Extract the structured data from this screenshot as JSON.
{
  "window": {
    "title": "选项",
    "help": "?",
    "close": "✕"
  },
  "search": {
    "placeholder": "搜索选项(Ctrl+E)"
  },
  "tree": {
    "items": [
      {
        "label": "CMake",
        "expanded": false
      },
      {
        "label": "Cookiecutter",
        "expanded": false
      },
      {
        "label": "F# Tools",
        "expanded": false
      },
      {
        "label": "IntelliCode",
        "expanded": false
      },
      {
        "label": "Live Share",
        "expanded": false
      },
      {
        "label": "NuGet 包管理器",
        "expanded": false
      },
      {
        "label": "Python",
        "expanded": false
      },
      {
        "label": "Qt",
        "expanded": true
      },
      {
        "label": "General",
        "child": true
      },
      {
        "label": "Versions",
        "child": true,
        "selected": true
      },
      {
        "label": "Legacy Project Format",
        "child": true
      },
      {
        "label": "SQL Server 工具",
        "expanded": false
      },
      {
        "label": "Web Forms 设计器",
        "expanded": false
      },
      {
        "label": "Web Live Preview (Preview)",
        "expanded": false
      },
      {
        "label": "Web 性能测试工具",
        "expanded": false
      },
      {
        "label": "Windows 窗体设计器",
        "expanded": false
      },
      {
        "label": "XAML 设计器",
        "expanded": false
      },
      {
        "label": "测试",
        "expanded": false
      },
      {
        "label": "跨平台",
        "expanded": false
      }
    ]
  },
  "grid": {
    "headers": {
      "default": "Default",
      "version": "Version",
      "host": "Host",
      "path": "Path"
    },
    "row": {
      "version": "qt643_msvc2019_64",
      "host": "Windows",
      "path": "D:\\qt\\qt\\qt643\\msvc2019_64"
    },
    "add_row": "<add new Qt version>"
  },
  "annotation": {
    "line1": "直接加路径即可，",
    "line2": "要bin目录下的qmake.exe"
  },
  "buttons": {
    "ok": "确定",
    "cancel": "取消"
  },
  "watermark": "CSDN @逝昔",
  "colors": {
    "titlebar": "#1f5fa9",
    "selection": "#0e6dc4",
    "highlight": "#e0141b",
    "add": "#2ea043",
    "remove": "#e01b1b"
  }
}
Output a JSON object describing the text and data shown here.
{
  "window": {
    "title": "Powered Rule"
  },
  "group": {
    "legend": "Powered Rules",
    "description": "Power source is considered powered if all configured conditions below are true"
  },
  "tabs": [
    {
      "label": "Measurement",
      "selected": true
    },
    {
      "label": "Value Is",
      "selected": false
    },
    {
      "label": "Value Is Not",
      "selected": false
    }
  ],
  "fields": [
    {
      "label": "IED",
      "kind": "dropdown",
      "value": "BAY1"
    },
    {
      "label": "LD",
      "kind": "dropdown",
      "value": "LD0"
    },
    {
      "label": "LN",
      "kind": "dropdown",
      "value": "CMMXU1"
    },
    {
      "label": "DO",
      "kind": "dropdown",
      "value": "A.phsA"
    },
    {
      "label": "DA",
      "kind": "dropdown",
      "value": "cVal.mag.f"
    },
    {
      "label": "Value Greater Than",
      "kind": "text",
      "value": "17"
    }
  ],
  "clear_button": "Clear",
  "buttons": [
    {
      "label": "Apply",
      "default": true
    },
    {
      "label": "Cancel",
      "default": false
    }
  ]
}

________________________________________

* _Task to carry out_:
Output an exact copy of each record.

* _Output_:
Extract the structured data from this screenshot as JSON.
{
  "window": {
    "title": "选项",
    "help": "?",
    "close": "✕"
  },
  "search": {
    "placeholder": "搜索选项(Ctrl+E)"
  },
  "tree": {
    "items": [
      {
        "label": "CMake",
        "expanded": false
      },
      {
        "label": "Cookiecutter",
        "expanded": false
      },
      {
        "label": "F# Tools",
        "expanded": false
      },
      {
        "label": "IntelliCode",
        "expanded": false
      },
      {
        "label": "Live Share",
        "expanded": false
      },
      {
        "label": "NuGet 包管理器",
        "expanded": false
      },
      {
        "label": "Python",
        "expanded": false
      },
      {
        "label": "Qt",
        "expanded": true
      },
      {
        "label": "General",
        "child": true
      },
      {
        "label": "Versions",
        "child": true,
        "selected": true
      },
      {
        "label": "Legacy Project Format",
        "child": true
      },
      {
        "label": "SQL Server 工具",
        "expanded": false
      },
      {
        "label": "Web Forms 设计器",
        "expanded": false
      },
      {
        "label": "Web Live Preview (Preview)",
        "expanded": false
      },
      {
        "label": "Web 性能测试工具",
        "expanded": false
      },
      {
        "label": "Windows 窗体设计器",
        "expanded": false
      },
      {
        "label": "XAML 设计器",
        "expanded": false
      },
      {
        "label": "测试",
        "expanded": false
      },
      {
        "label": "跨平台",
        "expanded": false
      }
    ]
  },
  "grid": {
    "headers": {
      "default": "Default",
      "version": "Version",
      "host": "Host",
      "path": "Path"
    },
    "row": {
      "version": "qt643_msvc2019_64",
      "host": "Windows",
      "path": "D:\\qt\\qt\\qt643\\msvc2019_64"
    },
    "add_row": "<add new Qt version>"
  },
  "annotation": {
    "line1": "直接加路径即可，",
    "line2": "要bin目录下的qmake.exe"
  },
  "buttons": {
    "ok": "确定",
    "cancel": "取消"
  },
  "watermark": "CSDN @逝昔",
  "colors": {
    "titlebar": "#1f5fa9",
    "selection": "#0e6dc4",
    "highlight": "#e0141b",
    "add": "#2ea043",
    "remove": "#e01b1b"
  }
}
Output a JSON object describing the text and data shown here.
{
  "window": {
    "title": "Powered Rule"
  },
  "group": {
    "legend": "Powered Rules",
    "description": "Power source is considered powered if all configured conditions below are true"
  },
  "tabs": [
    {
      "label": "Measurement",
      "selected": true
    },
    {
      "label": "Value Is",
      "selected": false
    },
    {
      "label": "Value Is Not",
      "selected": false
    }
  ],
  "fields": [
    {
      "label": "IED",
      "kind": "dropdown",
      "value": "BAY1"
    },
    {
      "label": "LD",
      "kind": "dropdown",
      "value": "LD0"
    },
    {
      "label": "LN",
      "kind": "dropdown",
      "value": "CMMXU1"
    },
    {
      "label": "DO",
      "kind": "dropdown",
      "value": "A.phsA"
    },
    {
      "label": "DA",
      "kind": "dropdown",
      "value": "cVal.mag.f"
    },
    {
      "label": "Value Greater Than",
      "kind": "text",
      "value": "17"
    }
  ],
  "clear_button": "Clear",
  "buttons": [
    {
      "label": "Apply",
      "default": true
    },
    {
      "label": "Cancel",
      "default": false
    }
  ]
}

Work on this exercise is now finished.